SUPPLIED RECORDS:
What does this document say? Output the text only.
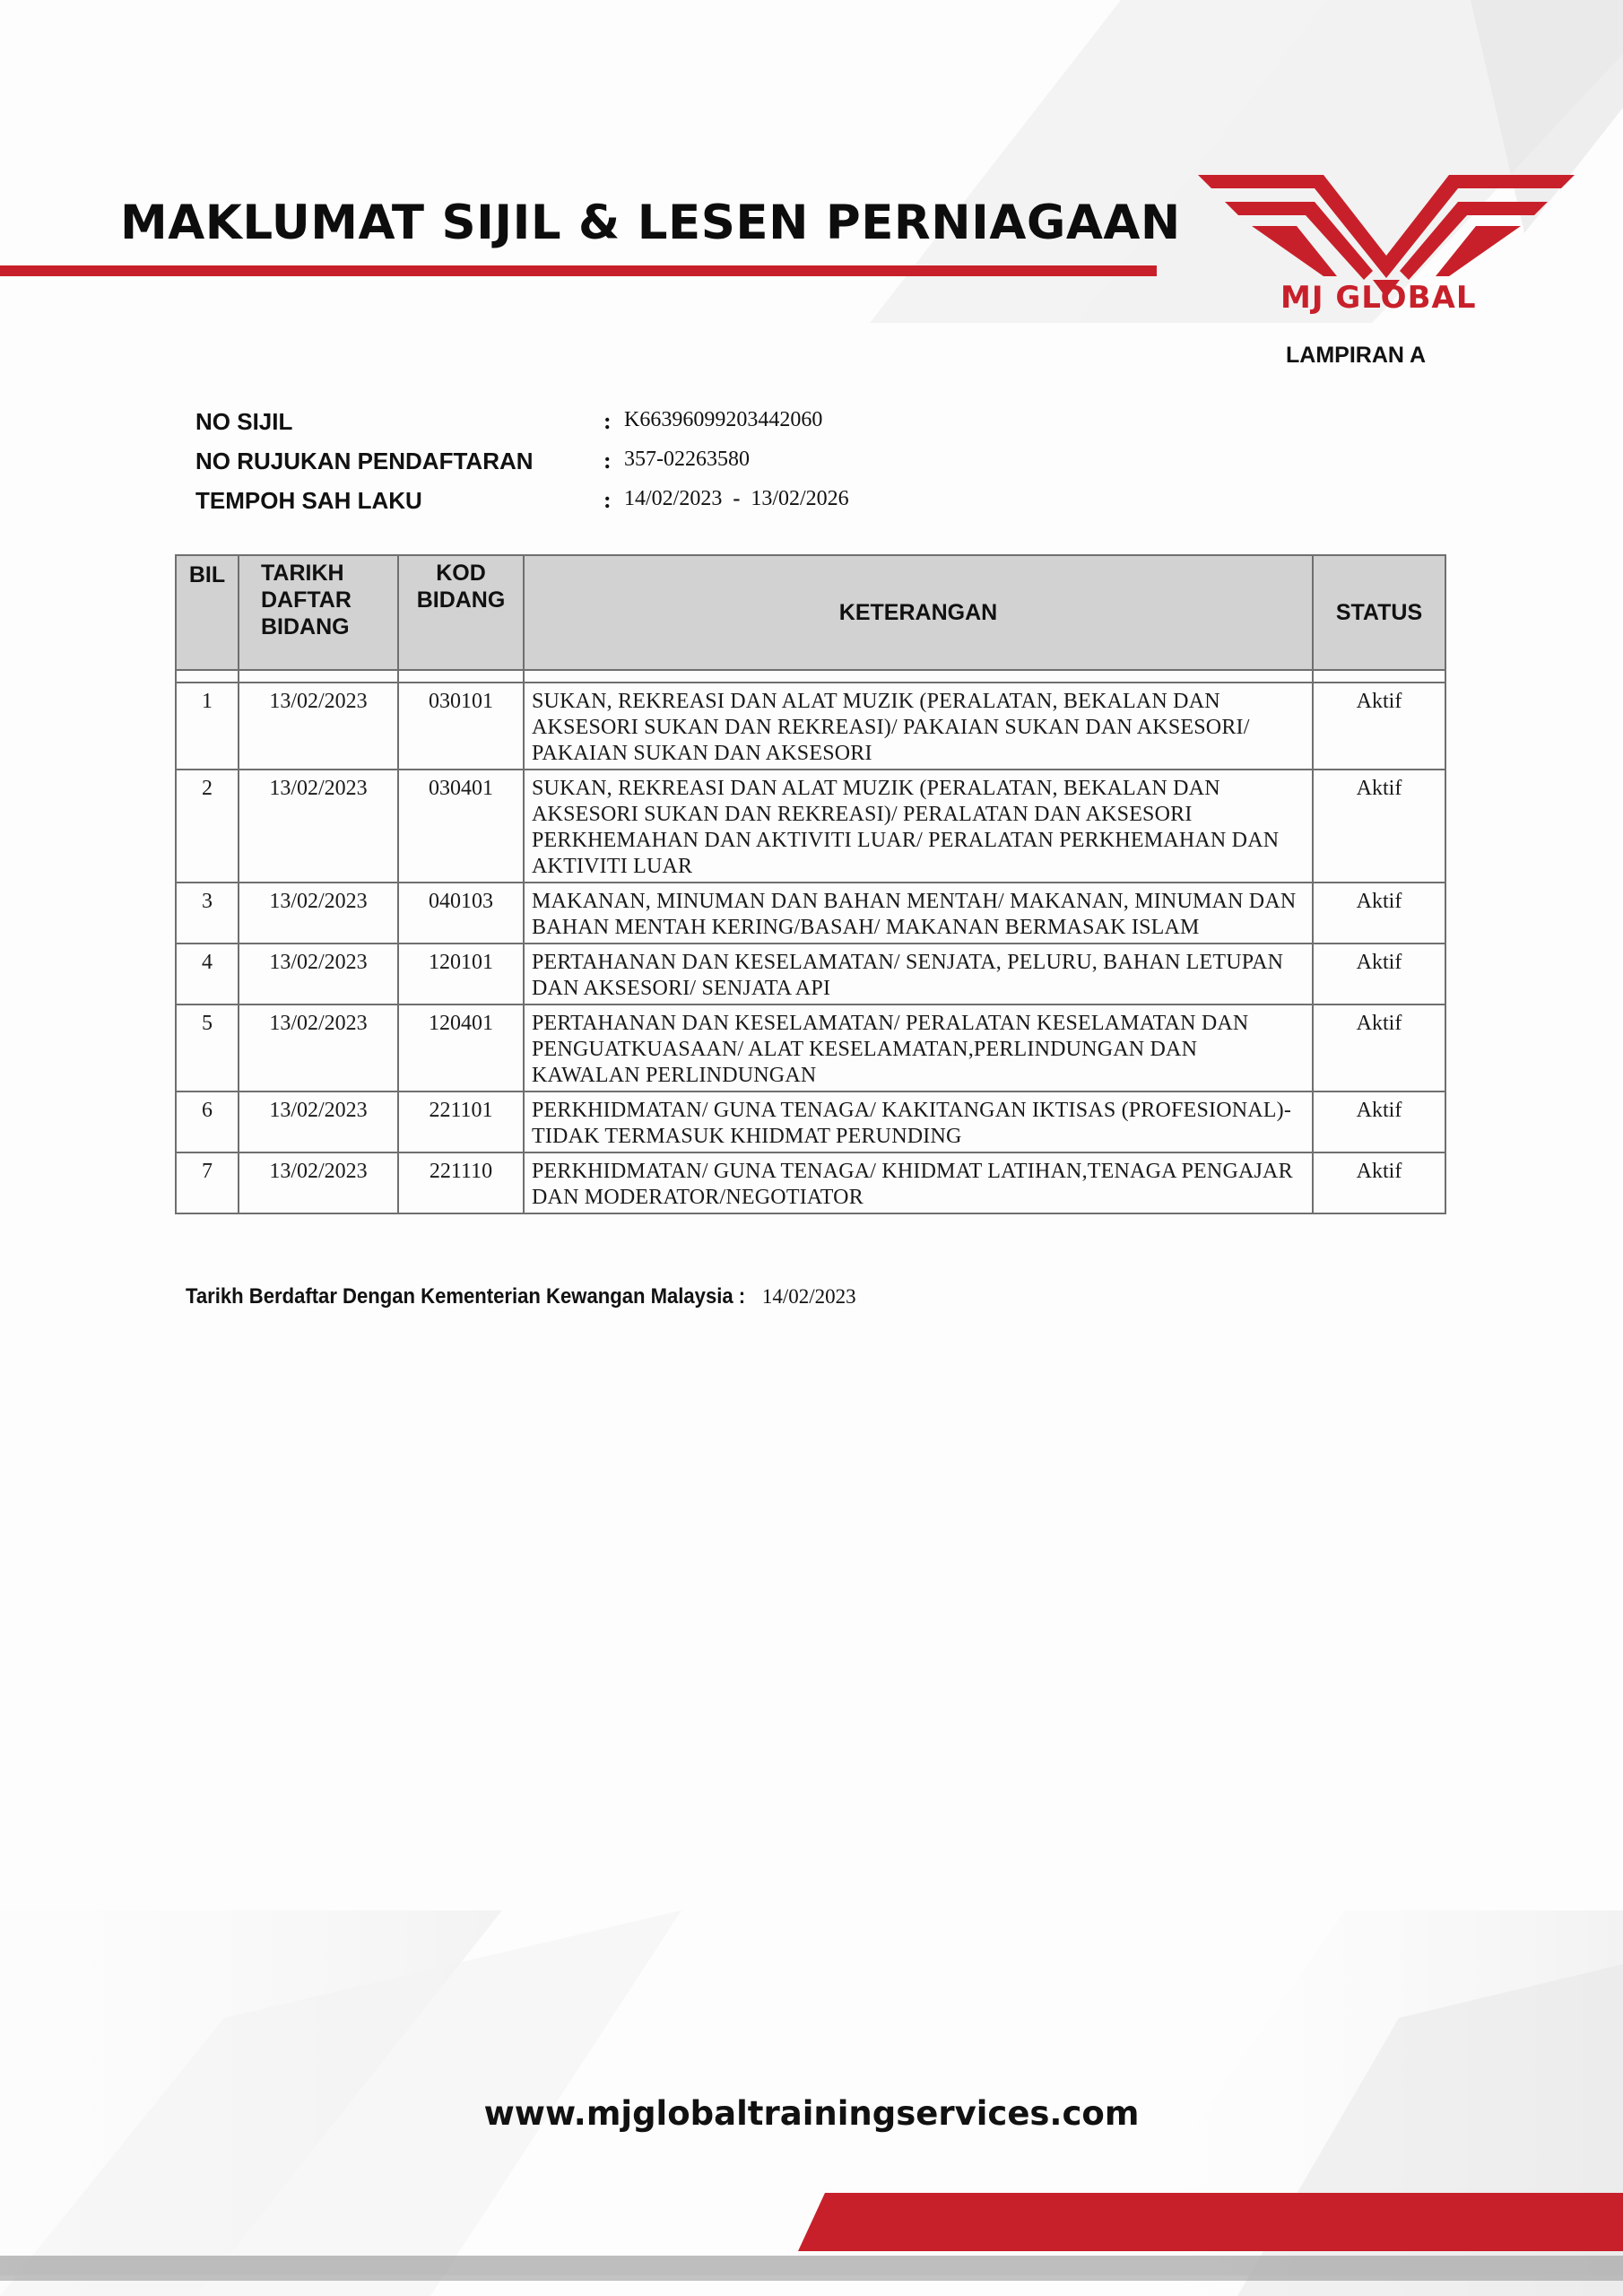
MAKLUMAT SIJIL & LESEN PERNIAGAAN
MJ GLOBAL
LAMPIRAN A
NO SIJIL	: K66396099203442060
NO RUJUKAN PENDAFTARAN	: 357-02263580
TEMPOH SAH LAKU	: 14/02/2023 - 13/02/2026
BIL	TARIKH DAFTAR BIDANG	KOD BIDANG	KETERANGAN	STATUS

1	13/02/2023	030101	SUKAN, REKREASI DAN ALAT MUZIK (PERALATAN, BEKALAN DAN AKSESORI SUKAN DAN REKREASI)/ PAKAIAN SUKAN DAN AKSESORI/ PAKAIAN SUKAN DAN AKSESORI	Aktif
2	13/02/2023	030401	SUKAN, REKREASI DAN ALAT MUZIK (PERALATAN, BEKALAN DAN AKSESORI SUKAN DAN REKREASI)/ PERALATAN DAN AKSESORI PERKHEMAHAN DAN AKTIVITI LUAR/ PERALATAN PERKHEMAHAN DAN AKTIVITI LUAR	Aktif
3	13/02/2023	040103	MAKANAN, MINUMAN DAN BAHAN MENTAH/ MAKANAN, MINUMAN DAN BAHAN MENTAH KERING/BASAH/ MAKANAN BERMASAK ISLAM	Aktif
4	13/02/2023	120101	PERTAHANAN DAN KESELAMATAN/ SENJATA, PELURU, BAHAN LETUPAN DAN AKSESORI/ SENJATA API	Aktif
5	13/02/2023	120401	PERTAHANAN DAN KESELAMATAN/ PERALATAN KESELAMATAN DAN PENGUATKUASAAN/ ALAT KESELAMATAN,PERLINDUNGAN DAN KAWALAN PERLINDUNGAN	Aktif
6	13/02/2023	221101	PERKHIDMATAN/ GUNA TENAGA/ KAKITANGAN IKTISAS (PROFESIONAL)-TIDAK TERMASUK KHIDMAT PERUNDING	Aktif
7	13/02/2023	221110	PERKHIDMATAN/ GUNA TENAGA/ KHIDMAT LATIHAN,TENAGA PENGAJAR DAN MODERATOR/NEGOTIATOR	Aktif
Tarikh Berdaftar Dengan Kementerian Kewangan Malaysia : 14/02/2023
www.mjglobaltrainingservices.com
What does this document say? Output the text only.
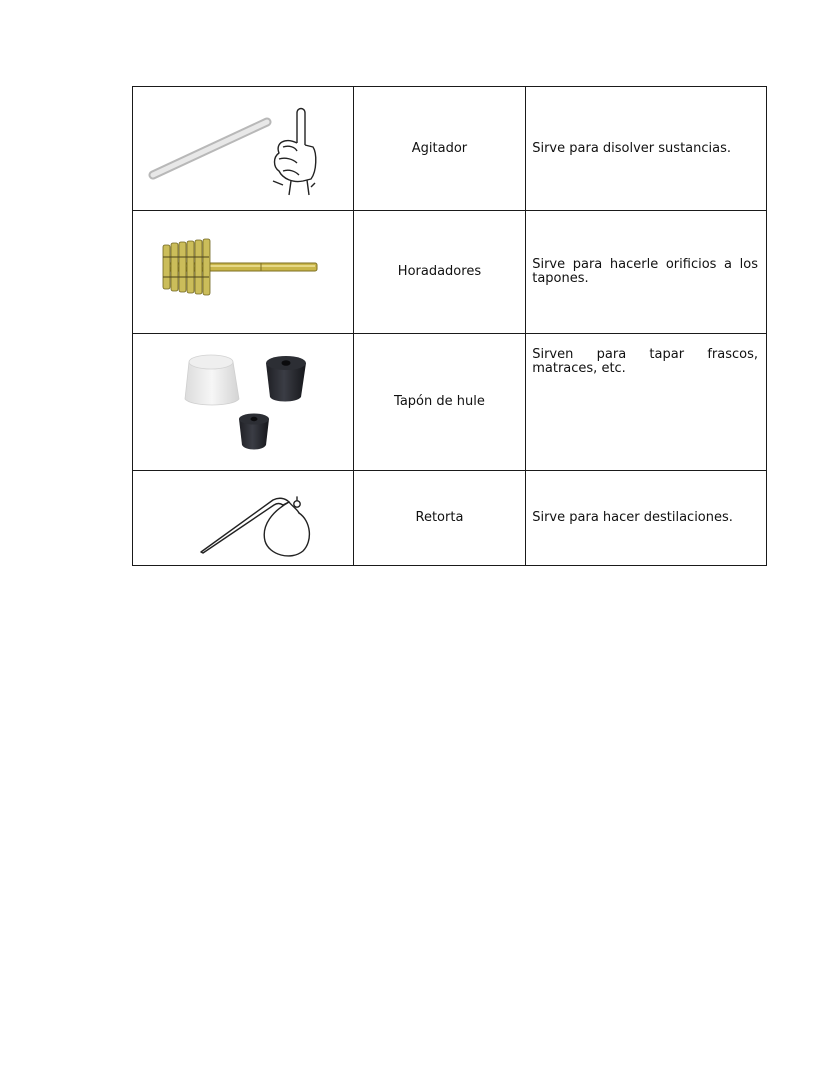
	Agitador	Sirve para disolver sustancias.

	Horadadores	Sirve para hacerle orificios a los tapones.

	Tapón de hule	Sirven para tapar frascos, matraces, etc.

	Retorta	Sirve para hacer destilaciones.
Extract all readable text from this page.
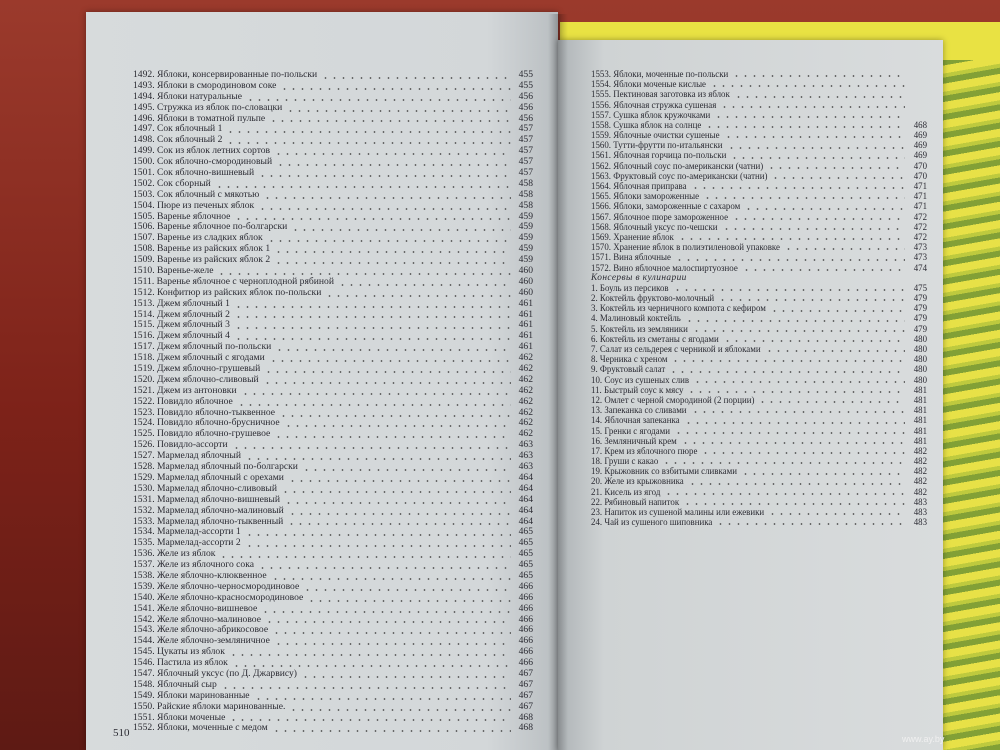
1492. Яблоки, консервированные по-польски	455
1493. Яблоки в смородиновом соке	455
1494. Яблоки натуральные	456
1495. Стружка из яблок по-словацки	456
1496. Яблоки в томатной пульпе	456
1497. Сок яблочный 1	457
1498. Сок яблочный 2	457
1499. Сок из яблок летних сортов	457
1500. Сок яблочно-смородиновый	457
1501. Сок яблочно-вишневый	457
1502. Сок сборный	458
1503. Сок яблочный с мякотью	458
1504. Пюре из печеных яблок	458
1505. Варенье яблочное	459
1506. Варенье яблочное по-болгарски	459
1507. Варенье из сладких яблок	459
1508. Варенье из райских яблок 1	459
1509. Варенье из райских яблок 2	459
1510. Варенье-желе	460
1511. Варенье яблочное с черноплодной рябиной	460
1512. Конфитюр из райских яблок по-польски	460
1513. Джем яблочный 1	461
1514. Джем яблочный 2	461
1515. Джем яблочный 3	461
1516. Джем яблочный 4	461
1517. Джем яблочный по-польски	461
1518. Джем яблочный с ягодами	462
1519. Джем яблочно-грушевый	462
1520. Джем яблочно-сливовый	462
1521. Джем из антоновки	462
1522. Повидло яблочное	462
1523. Повидло яблочно-тыквенное	462
1524. Повидло яблочно-брусничное	462
1525. Повидло яблочно-грушевое	462
1526. Повидло-ассорти	463
1527. Мармелад яблочный	463
1528. Мармелад яблочный по-болгарски	463
1529. Мармелад яблочный с орехами	464
1530. Мармелад яблочно-сливовый	464
1531. Мармелад яблочно-вишневый	464
1532. Мармелад яблочно-малиновый	464
1533. Мармелад яблочно-тыквенный	464
1534. Мармелад-ассорти 1	465
1535. Мармелад-ассорти 2	465
1536. Желе из яблок	465
1537. Желе из яблочного сока	465
1538. Желе яблочно-клюквенное	465
1539. Желе яблочно-черносмородиновое	466
1540. Желе яблочно-красносмородиновое	466
1541. Желе яблочно-вишневое	466
1542. Желе яблочно-малиновое	466
1543. Желе яблочно-абрикосовое	466
1544. Желе яблочно-земляничное	466
1545. Цукаты из яблок	466
1546. Пастила из яблок	466
1547. Яблочный уксус (по Д. Джарвису)	467
1548. Яблочный сыр	467
1549. Яблоки маринованные	467
1550. Райские яблоки маринованные.	467
1551. Яблоки моченые	468
1552. Яблоки, моченные с медом	468
1553. Яблоки, моченные по-польски
1554. Яблоки моченые кислые
1555. Пектиновая заготовка из яблок
1556. Яблочная стружка сушеная
1557. Сушка яблок кружочками
1558. Сушка яблок на солнце	468
1559. Яблочные очистки сушеные	469
1560. Тутти-фрутти по-итальянски	469
1561. Яблочная горчица по-польски	469
1562. Яблочный соус по-американски (чатни)	470
1563. Фруктовый соус по-американски (чатни)	470
1564. Яблочная приправа	471
1565. Яблоки замороженные	471
1566. Яблоки, замороженные с сахаром	471
1567. Яблочное пюре замороженное	472
1568. Яблочный уксус по-чешски	472
1569. Хранение яблок	472
1570. Хранение яблок в полиэтиленовой упаковке	473
1571. Вина яблочные	473
1572. Вино яблочное малоспиртуозное	474
Консервы в кулинарии
1. Боуль из персиков	475
2. Коктейль фруктово-молочный	479
3. Коктейль из черничного компота с кефиром	479
4. Малиновый коктейль	479
5. Коктейль из земляники	479
6. Коктейль из сметаны с ягодами	480
7. Салат из сельдерея с черникой и яблоками	480
8. Черника с хреном	480
9. Фруктовый салат	480
10. Соус из сушеных слив	480
11. Быстрый соус к мясу	481
12. Омлет с черной смородиной (2 порции)	481
13. Запеканка со сливами	481
14. Яблочная запеканка	481
15. Гренки с ягодами	481
16. Земляничный крем	481
17. Крем из яблочного пюре	482
18. Груши с какао	482
19. Крыжовник со взбитыми сливками	482
20. Желе из крыжовника	482
21. Кисель из ягод	482
22. Рябиновый напиток	483
23. Напиток из сушеной малины или ежевики	483
24. Чай из сушеного шиповника	483
510	www.ay.by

BRIEF:
Find all lines with "Хранение" in them and copy each one.

SOLUTION BELOW:
1569. Хранение яблок	472
1570. Хранение яблок в полиэтиленовой упаковке	473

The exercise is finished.